**Given instruction:**
Repeat each line of the material below exactly as it appears, minus any pictures.

**Data for the task:**
-- START --

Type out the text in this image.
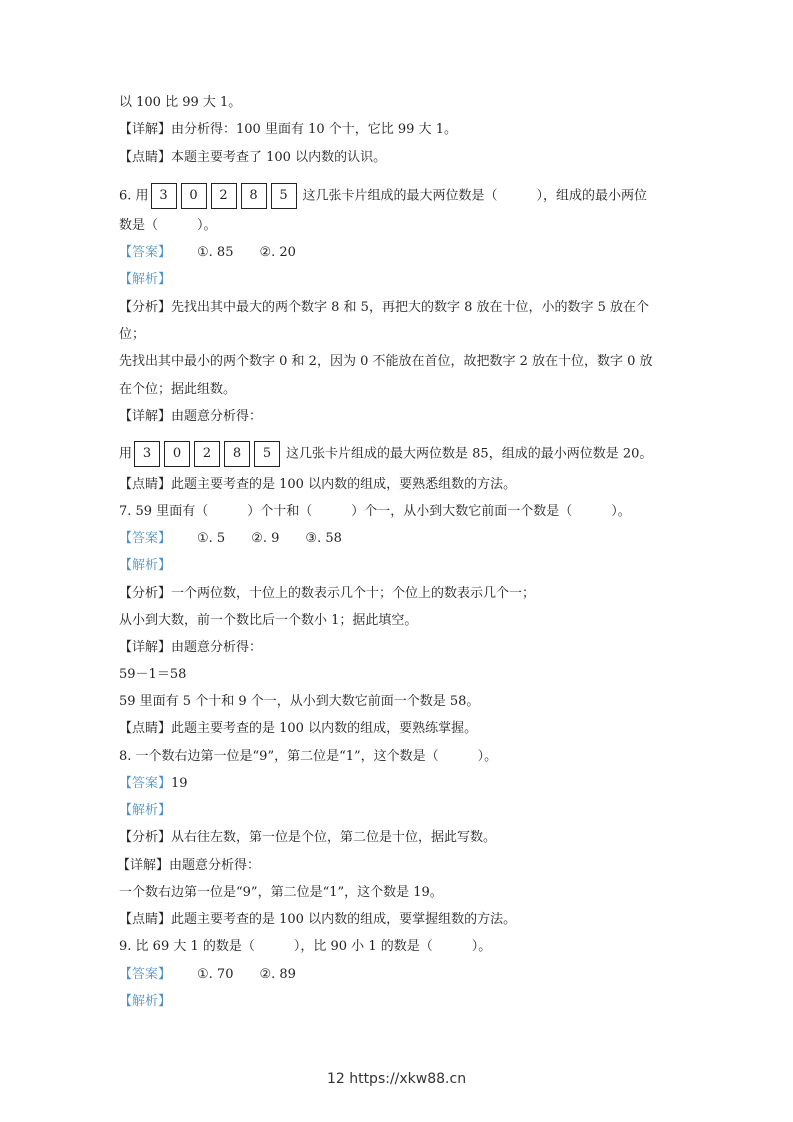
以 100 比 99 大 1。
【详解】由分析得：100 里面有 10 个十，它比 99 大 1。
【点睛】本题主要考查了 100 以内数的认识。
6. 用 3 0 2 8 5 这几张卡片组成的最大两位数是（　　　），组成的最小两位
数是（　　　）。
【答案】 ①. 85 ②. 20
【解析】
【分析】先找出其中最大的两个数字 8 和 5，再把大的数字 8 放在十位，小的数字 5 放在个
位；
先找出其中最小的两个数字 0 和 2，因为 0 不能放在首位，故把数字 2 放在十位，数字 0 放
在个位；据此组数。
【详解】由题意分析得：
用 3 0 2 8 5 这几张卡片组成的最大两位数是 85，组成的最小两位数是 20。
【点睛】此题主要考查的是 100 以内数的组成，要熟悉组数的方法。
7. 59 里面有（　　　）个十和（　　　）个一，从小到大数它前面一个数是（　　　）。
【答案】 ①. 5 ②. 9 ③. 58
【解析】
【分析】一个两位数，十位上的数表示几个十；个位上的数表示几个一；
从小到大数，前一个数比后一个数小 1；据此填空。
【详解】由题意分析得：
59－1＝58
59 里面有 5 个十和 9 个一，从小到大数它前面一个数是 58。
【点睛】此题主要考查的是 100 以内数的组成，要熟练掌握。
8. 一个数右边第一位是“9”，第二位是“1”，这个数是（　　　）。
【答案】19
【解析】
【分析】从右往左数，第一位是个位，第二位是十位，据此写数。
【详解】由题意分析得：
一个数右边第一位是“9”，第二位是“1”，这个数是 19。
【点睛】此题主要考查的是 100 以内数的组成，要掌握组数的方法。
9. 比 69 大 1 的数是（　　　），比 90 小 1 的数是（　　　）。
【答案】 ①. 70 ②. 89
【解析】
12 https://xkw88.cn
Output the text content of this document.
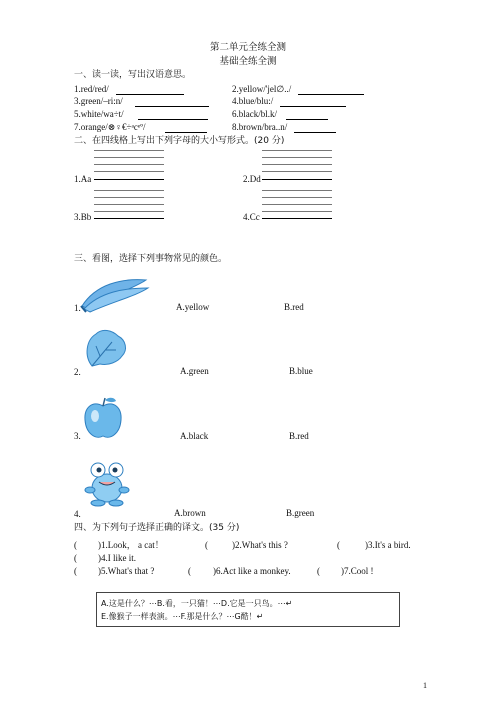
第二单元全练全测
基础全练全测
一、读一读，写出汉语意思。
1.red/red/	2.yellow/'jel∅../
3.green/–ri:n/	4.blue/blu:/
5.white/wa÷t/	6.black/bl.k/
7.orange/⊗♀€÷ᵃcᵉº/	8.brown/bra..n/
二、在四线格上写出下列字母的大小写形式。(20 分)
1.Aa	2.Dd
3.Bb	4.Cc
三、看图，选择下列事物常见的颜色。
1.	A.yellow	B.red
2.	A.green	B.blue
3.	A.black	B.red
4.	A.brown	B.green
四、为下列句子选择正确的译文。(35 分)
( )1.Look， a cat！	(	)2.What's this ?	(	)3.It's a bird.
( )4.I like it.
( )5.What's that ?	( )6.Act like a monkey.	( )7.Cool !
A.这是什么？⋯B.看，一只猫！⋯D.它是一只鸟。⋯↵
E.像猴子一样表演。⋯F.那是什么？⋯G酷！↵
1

-- END --

**Completed task:**
Type out the text in this image.
以 100 比 99 大 1。
【详解】由分析得：100 里面有 10 个十，它比 99 大 1。
【点睛】本题主要考查了 100 以内数的认识。
6. 用 3 0 2 8 5 这几张卡片组成的最大两位数是（　　　），组成的最小两位
数是（　　　）。
【答案】 ①. 85 ②. 20
【解析】
【分析】先找出其中最大的两个数字 8 和 5，再把大的数字 8 放在十位，小的数字 5 放在个
位；
先找出其中最小的两个数字 0 和 2，因为 0 不能放在首位，故把数字 2 放在十位，数字 0 放
在个位；据此组数。
【详解】由题意分析得：
用 3 0 2 8 5 这几张卡片组成的最大两位数是 85，组成的最小两位数是 20。
【点睛】此题主要考查的是 100 以内数的组成，要熟悉组数的方法。
7. 59 里面有（　　　）个十和（　　　）个一，从小到大数它前面一个数是（　　　）。
【答案】 ①. 5 ②. 9 ③. 58
【解析】
【分析】一个两位数，十位上的数表示几个十；个位上的数表示几个一；
从小到大数，前一个数比后一个数小 1；据此填空。
【详解】由题意分析得：
59－1＝58
59 里面有 5 个十和 9 个一，从小到大数它前面一个数是 58。
【点睛】此题主要考查的是 100 以内数的组成，要熟练掌握。
8. 一个数右边第一位是“9”，第二位是“1”，这个数是（　　　）。
【答案】19
【解析】
【分析】从右往左数，第一位是个位，第二位是十位，据此写数。
【详解】由题意分析得：
一个数右边第一位是“9”，第二位是“1”，这个数是 19。
【点睛】此题主要考查的是 100 以内数的组成，要掌握组数的方法。
9. 比 69 大 1 的数是（　　　），比 90 小 1 的数是（　　　）。
【答案】 ①. 70 ②. 89
【解析】
12 https://xkw88.cn
Output the text content of this document.
第二单元全练全测
基础全练全测
一、读一读，写出汉语意思。
1.red/red/	2.yellow/'jel∅../
3.green/–ri:n/	4.blue/blu:/
5.white/wa÷t/	6.black/bl.k/
7.orange/⊗♀€÷ᵃcᵉº/	8.brown/bra..n/
二、在四线格上写出下列字母的大小写形式。(20 分)
1.Aa	2.Dd
3.Bb	4.Cc
三、看图，选择下列事物常见的颜色。
1.	A.yellow	B.red
2.	A.green	B.blue
3.	A.black	B.red
4.	A.brown	B.green
四、为下列句子选择正确的译文。(35 分)
( )1.Look， a cat！	(	)2.What's this ?	(	)3.It's a bird.
( )4.I like it.
( )5.What's that ?	( )6.Act like a monkey.	( )7.Cool !
A.这是什么？⋯B.看，一只猫！⋯D.它是一只鸟。⋯↵
E.像猴子一样表演。⋯F.那是什么？⋯G酷！↵
1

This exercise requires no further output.